**WHAT YOU SHOULD DO**.
Extract, from the listing that follows, each line containing the word "text".
┌──
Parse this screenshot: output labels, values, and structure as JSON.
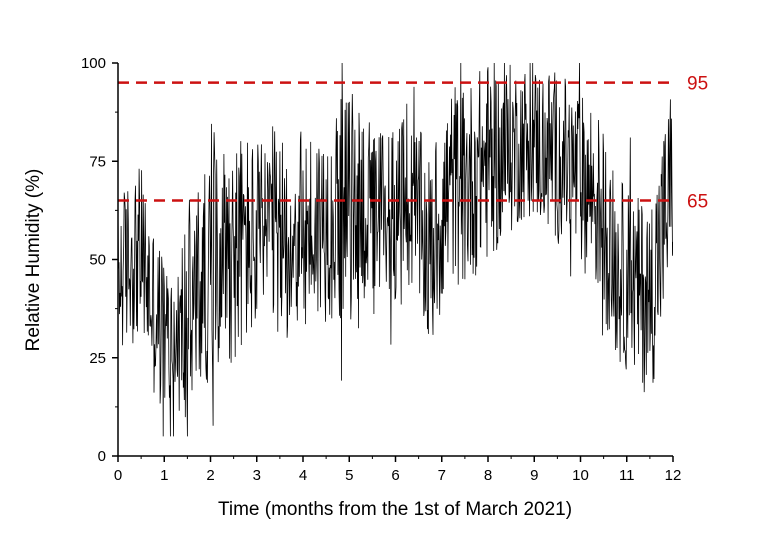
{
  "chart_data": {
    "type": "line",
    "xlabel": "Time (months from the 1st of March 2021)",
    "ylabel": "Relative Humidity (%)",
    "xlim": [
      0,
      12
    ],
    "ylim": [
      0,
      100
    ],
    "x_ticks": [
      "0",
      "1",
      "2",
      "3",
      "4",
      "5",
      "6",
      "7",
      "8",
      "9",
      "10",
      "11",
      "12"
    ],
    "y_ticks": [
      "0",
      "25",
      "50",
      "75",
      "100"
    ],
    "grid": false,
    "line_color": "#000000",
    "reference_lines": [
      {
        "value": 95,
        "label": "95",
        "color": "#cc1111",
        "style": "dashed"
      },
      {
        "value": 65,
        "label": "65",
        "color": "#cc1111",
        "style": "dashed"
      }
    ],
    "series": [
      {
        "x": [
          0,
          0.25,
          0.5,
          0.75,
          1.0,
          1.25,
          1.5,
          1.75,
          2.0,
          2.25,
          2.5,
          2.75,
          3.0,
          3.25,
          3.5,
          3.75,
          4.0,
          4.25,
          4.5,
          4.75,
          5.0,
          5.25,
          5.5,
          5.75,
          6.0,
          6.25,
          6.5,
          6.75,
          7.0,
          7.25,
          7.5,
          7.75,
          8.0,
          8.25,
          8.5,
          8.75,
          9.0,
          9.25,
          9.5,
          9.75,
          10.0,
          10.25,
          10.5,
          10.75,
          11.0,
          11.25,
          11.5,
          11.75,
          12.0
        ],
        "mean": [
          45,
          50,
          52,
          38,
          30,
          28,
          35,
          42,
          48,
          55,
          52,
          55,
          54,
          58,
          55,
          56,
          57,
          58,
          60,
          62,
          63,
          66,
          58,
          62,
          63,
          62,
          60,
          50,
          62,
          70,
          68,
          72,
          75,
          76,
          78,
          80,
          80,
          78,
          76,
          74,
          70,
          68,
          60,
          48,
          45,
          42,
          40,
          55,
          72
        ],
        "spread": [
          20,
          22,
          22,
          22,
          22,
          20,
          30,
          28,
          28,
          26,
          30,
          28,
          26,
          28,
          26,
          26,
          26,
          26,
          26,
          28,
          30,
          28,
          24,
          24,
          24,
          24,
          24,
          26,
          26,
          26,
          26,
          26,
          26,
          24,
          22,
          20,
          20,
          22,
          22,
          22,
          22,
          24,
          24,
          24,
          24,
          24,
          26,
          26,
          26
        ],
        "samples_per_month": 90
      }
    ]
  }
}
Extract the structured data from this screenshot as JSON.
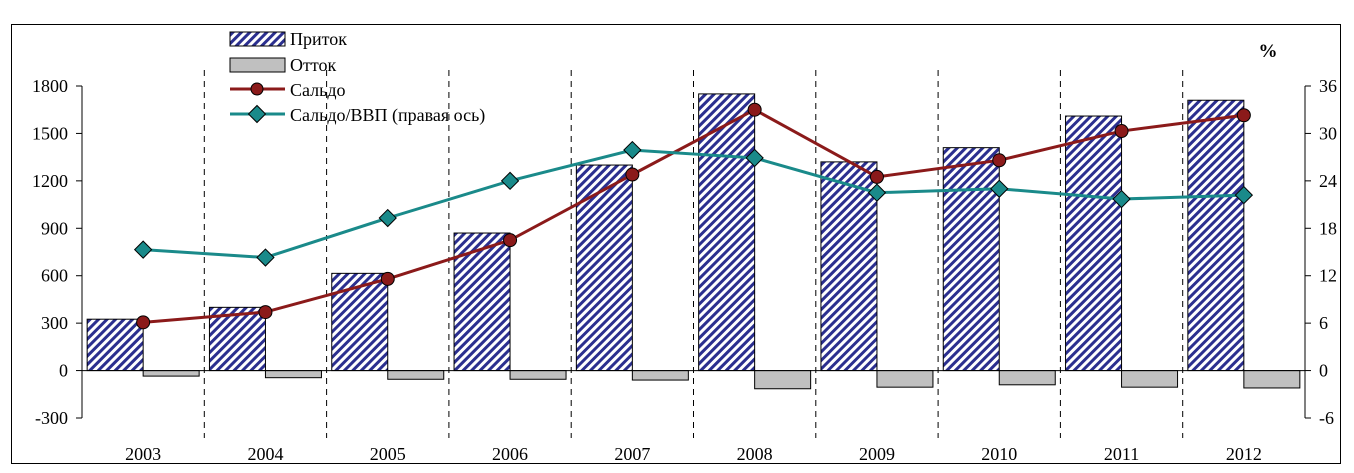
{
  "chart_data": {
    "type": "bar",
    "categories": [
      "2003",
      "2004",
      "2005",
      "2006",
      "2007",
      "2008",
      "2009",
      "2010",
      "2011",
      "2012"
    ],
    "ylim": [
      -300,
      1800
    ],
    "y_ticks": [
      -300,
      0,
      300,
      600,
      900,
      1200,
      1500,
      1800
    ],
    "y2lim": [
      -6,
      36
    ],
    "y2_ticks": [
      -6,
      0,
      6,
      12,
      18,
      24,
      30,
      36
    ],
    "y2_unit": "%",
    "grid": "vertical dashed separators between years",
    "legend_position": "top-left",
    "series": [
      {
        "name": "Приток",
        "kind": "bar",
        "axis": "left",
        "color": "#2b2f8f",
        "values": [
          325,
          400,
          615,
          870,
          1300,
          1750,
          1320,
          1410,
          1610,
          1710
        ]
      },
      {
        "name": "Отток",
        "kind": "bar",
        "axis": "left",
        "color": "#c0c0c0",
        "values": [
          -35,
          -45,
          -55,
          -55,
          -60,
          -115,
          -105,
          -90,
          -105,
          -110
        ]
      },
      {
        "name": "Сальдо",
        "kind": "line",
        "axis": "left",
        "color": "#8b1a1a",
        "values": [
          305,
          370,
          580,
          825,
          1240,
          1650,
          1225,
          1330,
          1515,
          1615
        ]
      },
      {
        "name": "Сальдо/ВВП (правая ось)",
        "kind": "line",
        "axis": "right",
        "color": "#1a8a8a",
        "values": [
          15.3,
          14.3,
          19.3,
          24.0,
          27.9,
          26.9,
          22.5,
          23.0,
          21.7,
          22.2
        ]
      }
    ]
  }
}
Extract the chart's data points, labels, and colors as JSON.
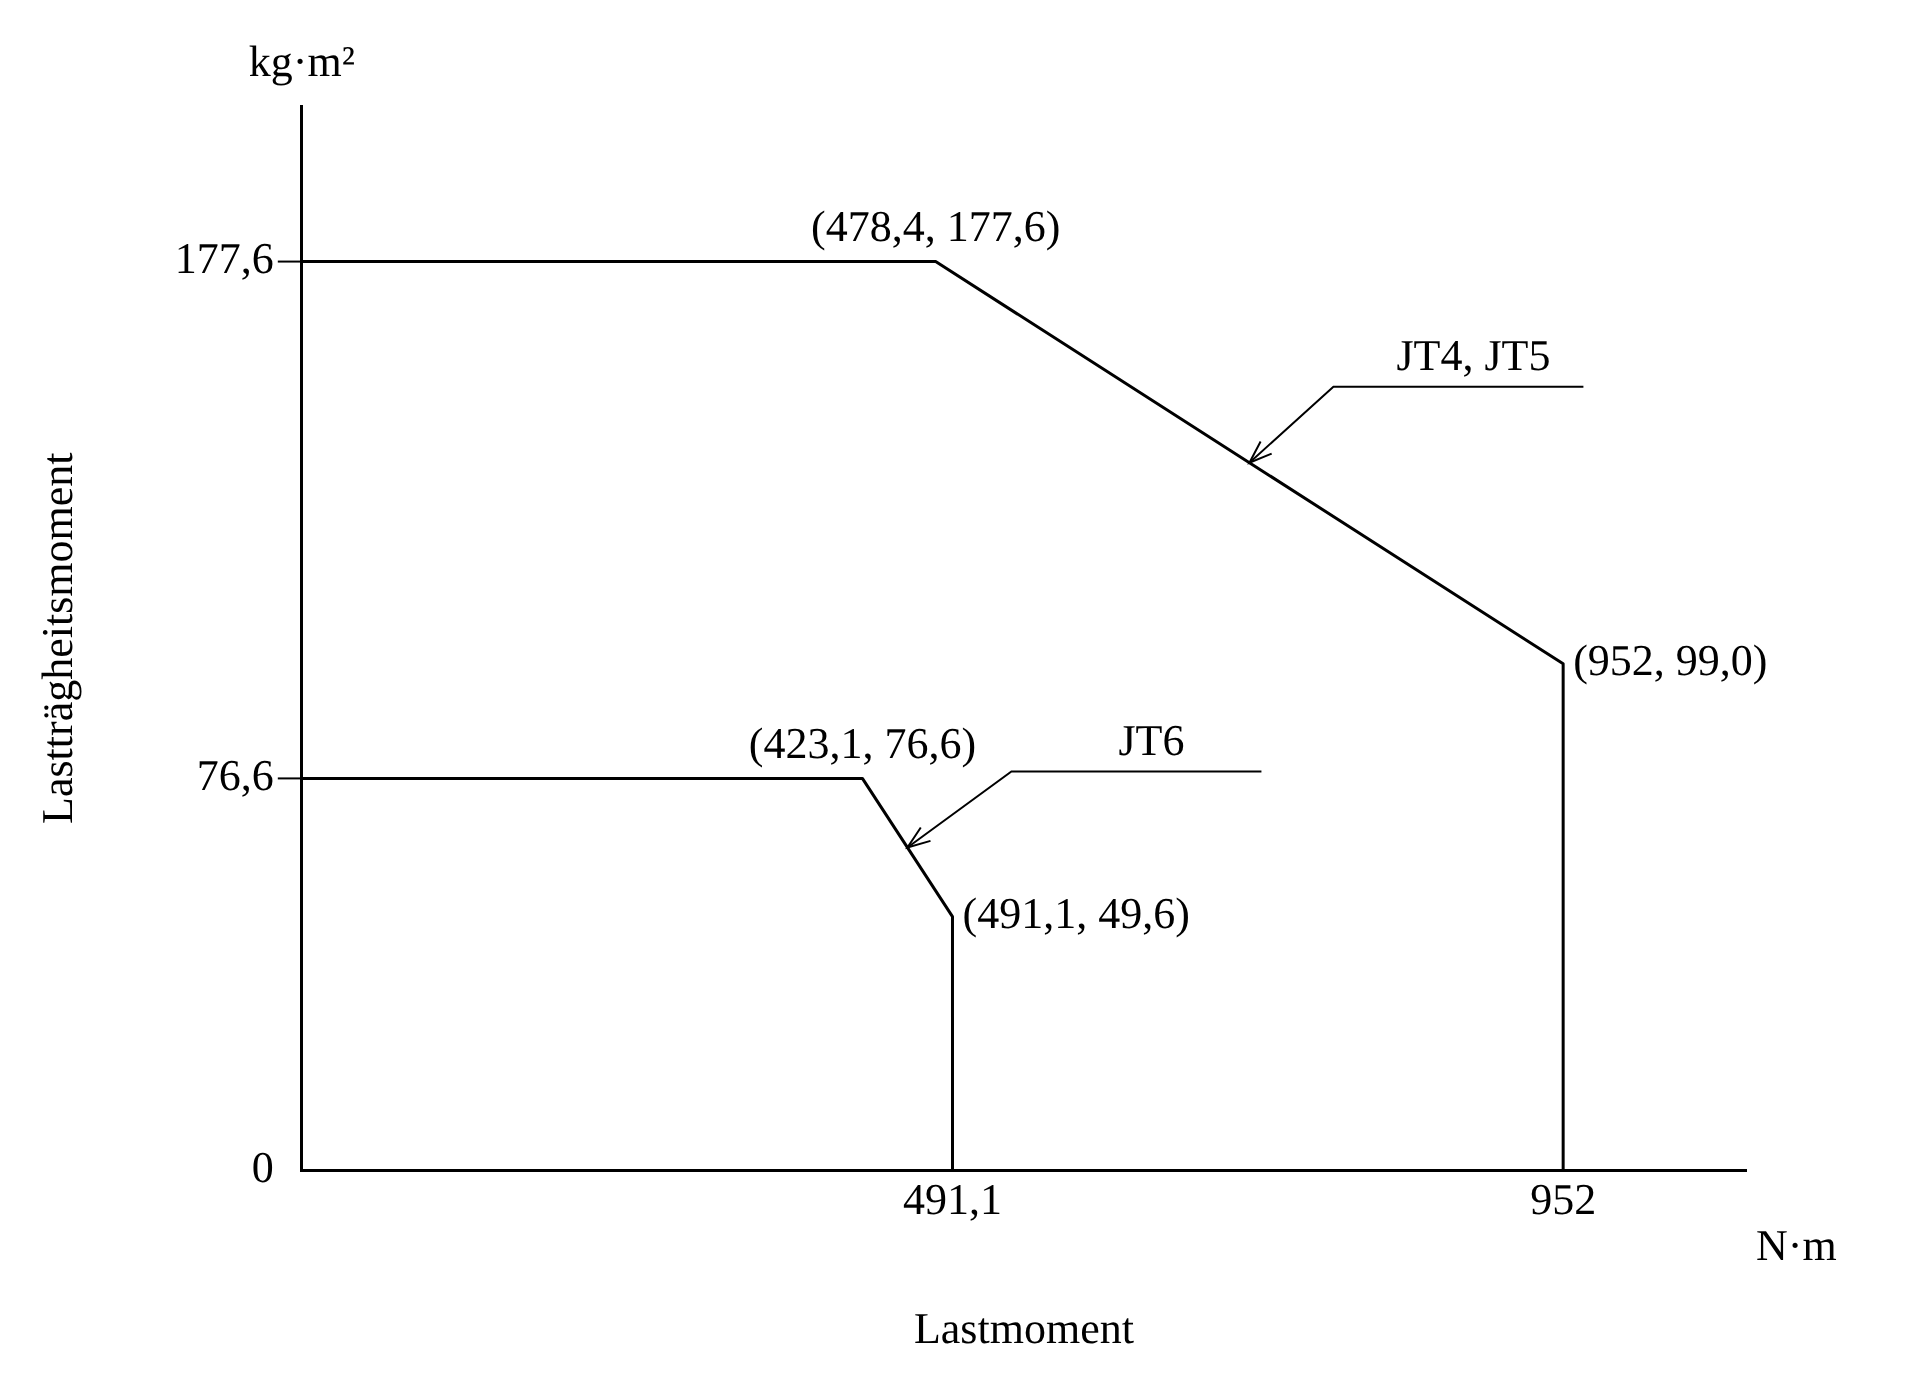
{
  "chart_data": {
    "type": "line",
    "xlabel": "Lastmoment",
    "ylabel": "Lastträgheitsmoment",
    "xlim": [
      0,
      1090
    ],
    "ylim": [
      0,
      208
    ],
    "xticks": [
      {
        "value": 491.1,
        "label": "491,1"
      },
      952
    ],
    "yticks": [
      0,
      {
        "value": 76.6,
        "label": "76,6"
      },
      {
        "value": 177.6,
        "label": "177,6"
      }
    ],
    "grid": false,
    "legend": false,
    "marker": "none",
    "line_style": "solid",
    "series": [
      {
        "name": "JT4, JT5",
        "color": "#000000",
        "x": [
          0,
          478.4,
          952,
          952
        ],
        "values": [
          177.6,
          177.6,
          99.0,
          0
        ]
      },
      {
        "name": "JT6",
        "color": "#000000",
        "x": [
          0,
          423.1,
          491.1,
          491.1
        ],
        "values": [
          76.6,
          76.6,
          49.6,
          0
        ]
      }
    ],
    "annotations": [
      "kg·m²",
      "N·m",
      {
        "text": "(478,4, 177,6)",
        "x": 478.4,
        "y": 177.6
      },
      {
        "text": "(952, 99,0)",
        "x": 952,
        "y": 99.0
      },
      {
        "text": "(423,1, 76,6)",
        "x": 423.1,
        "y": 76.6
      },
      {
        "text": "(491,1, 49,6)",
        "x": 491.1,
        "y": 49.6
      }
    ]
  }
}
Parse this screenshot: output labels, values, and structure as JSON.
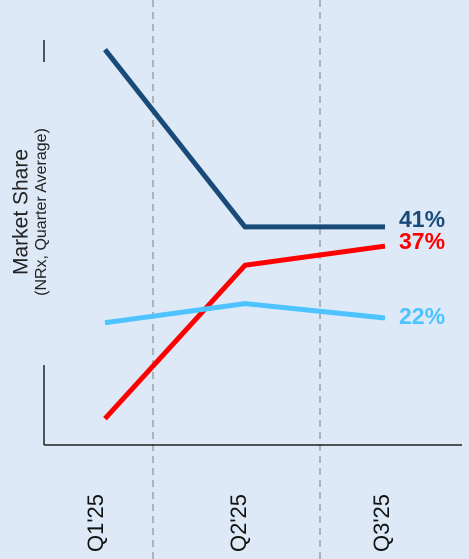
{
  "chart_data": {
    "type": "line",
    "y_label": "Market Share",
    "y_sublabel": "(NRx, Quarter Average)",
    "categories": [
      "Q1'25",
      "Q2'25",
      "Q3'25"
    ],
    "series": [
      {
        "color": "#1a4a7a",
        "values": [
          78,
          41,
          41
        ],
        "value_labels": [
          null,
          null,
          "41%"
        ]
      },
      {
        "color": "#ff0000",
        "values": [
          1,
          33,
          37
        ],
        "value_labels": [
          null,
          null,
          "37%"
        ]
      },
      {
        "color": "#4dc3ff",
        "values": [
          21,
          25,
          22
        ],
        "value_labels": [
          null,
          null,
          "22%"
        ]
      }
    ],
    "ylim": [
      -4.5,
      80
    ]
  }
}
└──
**ANSWER TO THE TASK**.
        "text": "(478,4, 177,6)",
        "text": "(952, 99,0)",
        "text": "(423,1, 76,6)",
        "text": "(491,1, 49,6)",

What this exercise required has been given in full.